## [WRITTEN PROBLEM A]
In the rows, express the span from the line containing "tab-card-egg-shop[interactable]: Egg Shop" through the line containing "433, 788, 457]", both included, as a JSON list of strings with one string per line and blank lines omitted.

## [SOURCE PASSAGE]
* begin *

Seattle Rents Predicted To Climb

Looks like at least some people are finally cluing in to the fact that jumping on the home ownership bandwagon might not be the best financial proposal out there and they're better off renting.

After several years of flat rents and high vacancies, the local apartment market is tightening, thanks to folks like Seattleite Matt Rivett. He's a 32-year-old aerospace engineer who ran the numbers on renting versus buying earlier this year after his first foray into house hunting.
Why buy, he reasoned, when steep house prices and rising interest rates make owning so much costlier than renting. That wasn't true a few years ago, and renters then chose ownership in droves.

Instead Rivett's happily committed to a rental duplex near Ballard that has "a beautiful view, all the amenities, for about half of what a mortgage would have been in a neighborhood further out, in a house I wasn't particularly fond of," he said.

Bucking the siren call of homeownership puts Rivett on the cusp of a trend that apartment expert Mike Scott says is one of the factors causing demand — and hence rents — to rise.

* end *

## [WRITTEN PROBLEM B]
According to the passage on Seattle rents, why did Matt Rivett choose to rent instead of buying a house?

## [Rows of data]
* begin *

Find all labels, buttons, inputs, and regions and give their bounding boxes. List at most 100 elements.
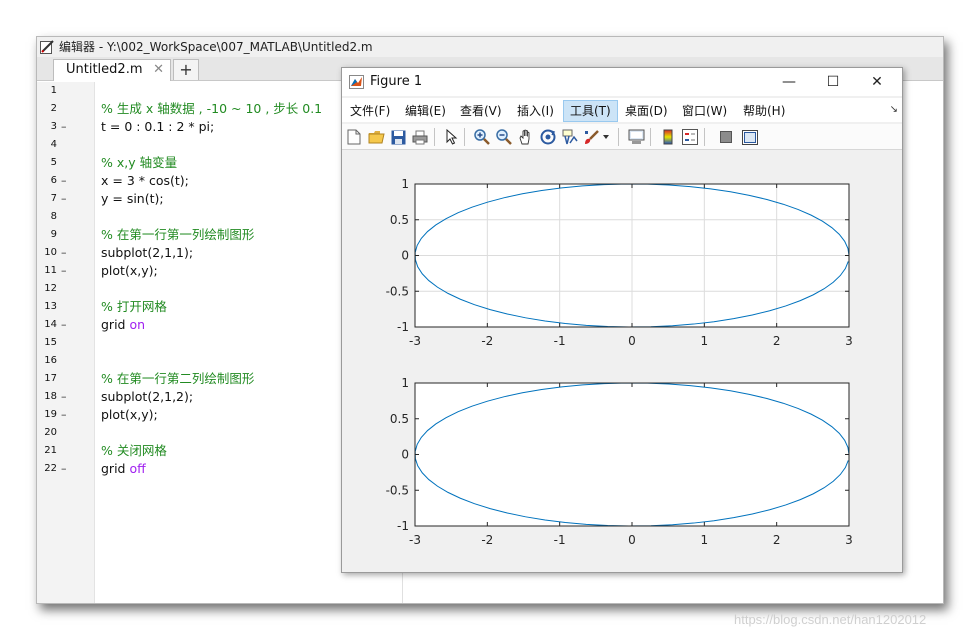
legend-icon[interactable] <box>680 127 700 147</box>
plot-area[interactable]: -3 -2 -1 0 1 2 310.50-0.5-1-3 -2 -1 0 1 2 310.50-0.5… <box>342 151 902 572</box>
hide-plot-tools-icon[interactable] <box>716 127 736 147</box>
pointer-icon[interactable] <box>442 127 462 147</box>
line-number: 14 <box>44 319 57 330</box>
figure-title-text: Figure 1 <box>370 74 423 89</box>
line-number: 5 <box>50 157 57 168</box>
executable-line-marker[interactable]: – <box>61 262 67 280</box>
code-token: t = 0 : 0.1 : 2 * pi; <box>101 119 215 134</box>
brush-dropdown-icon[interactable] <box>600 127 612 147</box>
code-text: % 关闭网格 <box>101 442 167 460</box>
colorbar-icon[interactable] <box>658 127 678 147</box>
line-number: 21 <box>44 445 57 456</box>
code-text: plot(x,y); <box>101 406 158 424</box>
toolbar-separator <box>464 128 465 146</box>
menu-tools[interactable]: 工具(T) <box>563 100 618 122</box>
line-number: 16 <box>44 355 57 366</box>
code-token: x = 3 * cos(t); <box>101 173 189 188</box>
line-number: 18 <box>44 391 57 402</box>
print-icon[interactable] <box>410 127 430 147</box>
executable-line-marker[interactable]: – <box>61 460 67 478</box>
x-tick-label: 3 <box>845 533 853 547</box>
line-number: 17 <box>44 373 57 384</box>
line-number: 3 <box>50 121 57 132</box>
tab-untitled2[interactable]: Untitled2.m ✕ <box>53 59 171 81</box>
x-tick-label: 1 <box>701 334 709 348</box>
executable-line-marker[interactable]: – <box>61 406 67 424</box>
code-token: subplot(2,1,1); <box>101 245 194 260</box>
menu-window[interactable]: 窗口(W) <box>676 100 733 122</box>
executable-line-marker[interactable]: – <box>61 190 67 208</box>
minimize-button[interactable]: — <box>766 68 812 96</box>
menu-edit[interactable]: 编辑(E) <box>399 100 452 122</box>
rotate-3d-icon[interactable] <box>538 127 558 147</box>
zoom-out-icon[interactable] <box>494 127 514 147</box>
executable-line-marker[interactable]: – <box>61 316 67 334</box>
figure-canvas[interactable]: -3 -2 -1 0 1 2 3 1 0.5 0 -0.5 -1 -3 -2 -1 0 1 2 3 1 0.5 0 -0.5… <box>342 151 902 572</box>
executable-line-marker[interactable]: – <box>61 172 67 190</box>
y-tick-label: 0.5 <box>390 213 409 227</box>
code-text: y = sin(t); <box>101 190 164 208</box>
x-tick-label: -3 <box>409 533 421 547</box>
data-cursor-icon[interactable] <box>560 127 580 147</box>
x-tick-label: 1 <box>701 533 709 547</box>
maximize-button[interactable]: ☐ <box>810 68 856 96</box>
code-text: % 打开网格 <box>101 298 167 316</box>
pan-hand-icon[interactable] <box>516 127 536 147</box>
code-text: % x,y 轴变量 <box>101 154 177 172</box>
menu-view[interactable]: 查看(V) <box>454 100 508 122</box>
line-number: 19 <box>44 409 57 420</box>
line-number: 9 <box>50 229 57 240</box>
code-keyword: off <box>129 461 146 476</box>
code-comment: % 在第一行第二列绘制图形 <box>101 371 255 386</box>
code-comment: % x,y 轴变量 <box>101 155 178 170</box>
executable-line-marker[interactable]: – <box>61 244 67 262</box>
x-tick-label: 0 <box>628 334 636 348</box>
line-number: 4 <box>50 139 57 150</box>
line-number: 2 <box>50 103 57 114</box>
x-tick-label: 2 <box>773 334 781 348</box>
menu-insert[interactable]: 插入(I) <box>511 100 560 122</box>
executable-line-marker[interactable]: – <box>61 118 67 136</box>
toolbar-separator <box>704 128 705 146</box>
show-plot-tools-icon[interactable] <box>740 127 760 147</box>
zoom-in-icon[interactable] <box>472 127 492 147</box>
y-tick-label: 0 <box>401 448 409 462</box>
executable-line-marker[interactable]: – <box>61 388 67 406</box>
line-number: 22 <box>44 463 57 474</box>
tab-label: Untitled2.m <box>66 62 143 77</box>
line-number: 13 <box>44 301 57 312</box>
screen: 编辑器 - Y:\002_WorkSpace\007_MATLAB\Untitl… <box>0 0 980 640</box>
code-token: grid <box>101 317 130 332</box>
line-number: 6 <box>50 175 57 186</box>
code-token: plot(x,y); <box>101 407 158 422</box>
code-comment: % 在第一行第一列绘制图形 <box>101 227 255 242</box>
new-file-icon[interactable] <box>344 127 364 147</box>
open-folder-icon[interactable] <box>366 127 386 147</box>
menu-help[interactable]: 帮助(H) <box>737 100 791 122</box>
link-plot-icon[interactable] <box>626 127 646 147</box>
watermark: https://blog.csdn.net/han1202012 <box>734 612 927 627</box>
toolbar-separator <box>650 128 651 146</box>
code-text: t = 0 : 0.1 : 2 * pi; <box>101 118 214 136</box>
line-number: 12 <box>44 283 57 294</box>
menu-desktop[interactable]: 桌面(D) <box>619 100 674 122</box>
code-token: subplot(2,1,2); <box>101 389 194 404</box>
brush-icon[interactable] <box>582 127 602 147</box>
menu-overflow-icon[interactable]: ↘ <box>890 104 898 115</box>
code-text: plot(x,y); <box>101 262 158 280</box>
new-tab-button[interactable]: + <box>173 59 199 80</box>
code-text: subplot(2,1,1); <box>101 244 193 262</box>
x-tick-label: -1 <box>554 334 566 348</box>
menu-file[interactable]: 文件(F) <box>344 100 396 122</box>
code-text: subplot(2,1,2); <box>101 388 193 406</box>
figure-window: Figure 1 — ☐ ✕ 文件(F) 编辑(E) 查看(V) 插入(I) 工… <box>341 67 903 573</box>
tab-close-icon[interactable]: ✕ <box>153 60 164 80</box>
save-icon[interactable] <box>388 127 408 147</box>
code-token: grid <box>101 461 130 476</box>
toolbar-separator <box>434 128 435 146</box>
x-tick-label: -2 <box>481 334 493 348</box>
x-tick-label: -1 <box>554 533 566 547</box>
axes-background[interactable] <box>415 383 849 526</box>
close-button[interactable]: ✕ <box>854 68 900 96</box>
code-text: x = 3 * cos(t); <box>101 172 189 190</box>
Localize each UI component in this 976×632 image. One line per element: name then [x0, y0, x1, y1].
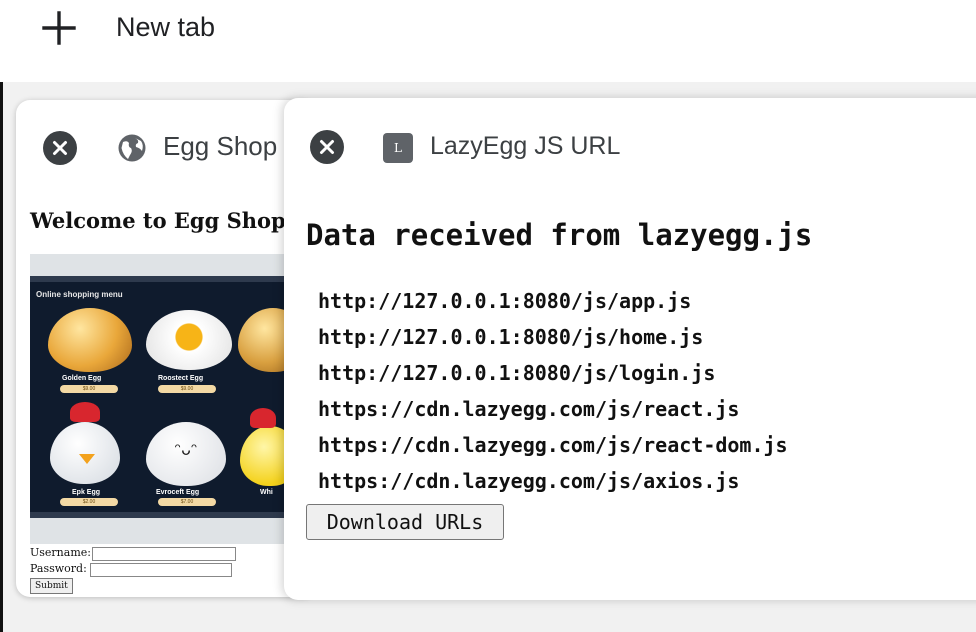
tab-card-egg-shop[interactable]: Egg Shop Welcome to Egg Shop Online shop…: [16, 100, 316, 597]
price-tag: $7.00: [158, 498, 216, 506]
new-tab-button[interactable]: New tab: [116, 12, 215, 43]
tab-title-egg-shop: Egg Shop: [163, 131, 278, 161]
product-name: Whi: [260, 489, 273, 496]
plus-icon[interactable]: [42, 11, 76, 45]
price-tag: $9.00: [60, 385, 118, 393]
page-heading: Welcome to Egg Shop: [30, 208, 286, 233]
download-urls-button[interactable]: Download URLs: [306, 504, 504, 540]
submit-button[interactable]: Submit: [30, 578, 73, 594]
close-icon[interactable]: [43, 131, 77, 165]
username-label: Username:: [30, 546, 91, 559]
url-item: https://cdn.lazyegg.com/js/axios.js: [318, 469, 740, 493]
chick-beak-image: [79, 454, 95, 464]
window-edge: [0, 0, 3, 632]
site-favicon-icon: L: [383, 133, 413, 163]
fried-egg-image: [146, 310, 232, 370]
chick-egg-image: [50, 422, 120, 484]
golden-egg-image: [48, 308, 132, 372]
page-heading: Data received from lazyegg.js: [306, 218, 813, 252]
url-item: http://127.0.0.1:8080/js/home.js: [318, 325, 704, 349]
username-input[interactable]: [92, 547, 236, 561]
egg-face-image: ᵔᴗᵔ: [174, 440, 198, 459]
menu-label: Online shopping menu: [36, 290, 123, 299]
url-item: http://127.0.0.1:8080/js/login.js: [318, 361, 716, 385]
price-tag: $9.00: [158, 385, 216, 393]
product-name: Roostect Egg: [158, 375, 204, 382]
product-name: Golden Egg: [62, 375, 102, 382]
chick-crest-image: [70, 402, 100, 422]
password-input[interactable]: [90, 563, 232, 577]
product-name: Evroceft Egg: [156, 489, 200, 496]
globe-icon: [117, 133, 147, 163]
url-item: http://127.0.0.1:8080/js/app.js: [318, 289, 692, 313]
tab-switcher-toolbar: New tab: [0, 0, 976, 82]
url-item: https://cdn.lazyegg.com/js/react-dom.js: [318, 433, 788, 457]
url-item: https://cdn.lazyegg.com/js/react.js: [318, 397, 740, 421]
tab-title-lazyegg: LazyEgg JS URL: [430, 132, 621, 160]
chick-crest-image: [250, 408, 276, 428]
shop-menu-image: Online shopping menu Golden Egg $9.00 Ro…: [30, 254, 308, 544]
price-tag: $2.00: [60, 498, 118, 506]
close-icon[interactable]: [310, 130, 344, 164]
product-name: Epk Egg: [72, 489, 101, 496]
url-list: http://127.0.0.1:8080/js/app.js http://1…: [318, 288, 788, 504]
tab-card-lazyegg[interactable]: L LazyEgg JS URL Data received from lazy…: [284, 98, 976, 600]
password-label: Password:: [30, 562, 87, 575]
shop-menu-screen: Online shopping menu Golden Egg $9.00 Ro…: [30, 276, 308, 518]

* end *

## [TASK RESPONSE A]
[
  "tab-card-egg-shop[interactable]: Egg Shop Welcome to Egg Shop Online shop…: [16, 100, 316, 597]",
  "price-tag: $7.00: [158, 498, 216, 506]",
  "new-tab-button[interactable]: New tab: [116, 12, 215, 43]",
  "tab-title-egg-shop: Egg Shop: [163, 131, 278, 161]",
  "product-name: Whi: [260, 489, 273, 496]",
  "plus-icon[interactable]: [42, 11, 76, 45]",
  "price-tag: $9.00: [60, 385, 118, 393]",
  "page-heading: Welcome to Egg Shop: [30, 208, 286, 233]",
  "download-urls-button[interactable]: Download URLs: [306, 504, 504, 540]",
  "submit-button[interactable]: Submit: [30, 578, 73, 594]",
  "close-icon[interactable]: [43, 131, 77, 165]",
  "username-label: Username:: [30, 546, 91, 559]",
  "url-item: https://cdn.lazyegg.com/js/axios.js: [318, 469, 740, 493]",
  "chick-beak-image: [79, 454, 95, 464]",
  "window-edge: [0, 0, 3, 632]",
  "site-favicon-icon: L: [383, 133, 413, 163]",
  "fried-egg-image: [146, 310, 232, 370]",
  "chick-egg-image: [50, 422, 120, 484]",
  "golden-egg-image: [48, 308, 132, 372]",
  "page-heading: Data received from lazyegg.js: [306, 218, 813, 252]",
  "url-item: http://127.0.0.1:8080/js/home.js: [318, 325, 704, 349]",
  "username-input[interactable]: [92, 547, 236, 561]",
  "egg-face-image: ᵔᴗᵔ: [174, 440, 198, 459]",
  "menu-label: Online shopping menu: [36, 290, 123, 299]",
  "url-item: http://127.0.0.1:8080/js/login.js: [318, 361, 716, 385]",
  "price-tag: $9.00: [158, 385, 216, 393]",
  "product-name: Roostect Egg: [158, 375, 204, 382]",
  "product-name: Golden Egg: [62, 375, 102, 382]",
  "chick-crest-image: [70, 402, 100, 422]",
  "password-input[interactable]: [90, 563, 232, 577]",
  "product-name: Evroceft Egg: [156, 489, 200, 496]",
  "globe-icon: [117, 133, 147, 163]",
  "url-item: http://127.0.0.1:8080/js/app.js: [318, 289, 692, 313]",
  "tab-switcher-toolbar: New tab: [0, 0, 976, 82]",
  "url-item: https://cdn.lazyegg.com/js/react-dom.js: [318, 433, 788, 457]"
]

## [TASK RESPONSE B]
He reasoned that steep house prices and rising interest rates made owning much costlier than renting. His rental duplex near Ballard gives him a beautiful view and all the amenities for about half of what a mortgage would have cost in a neighborhood further out.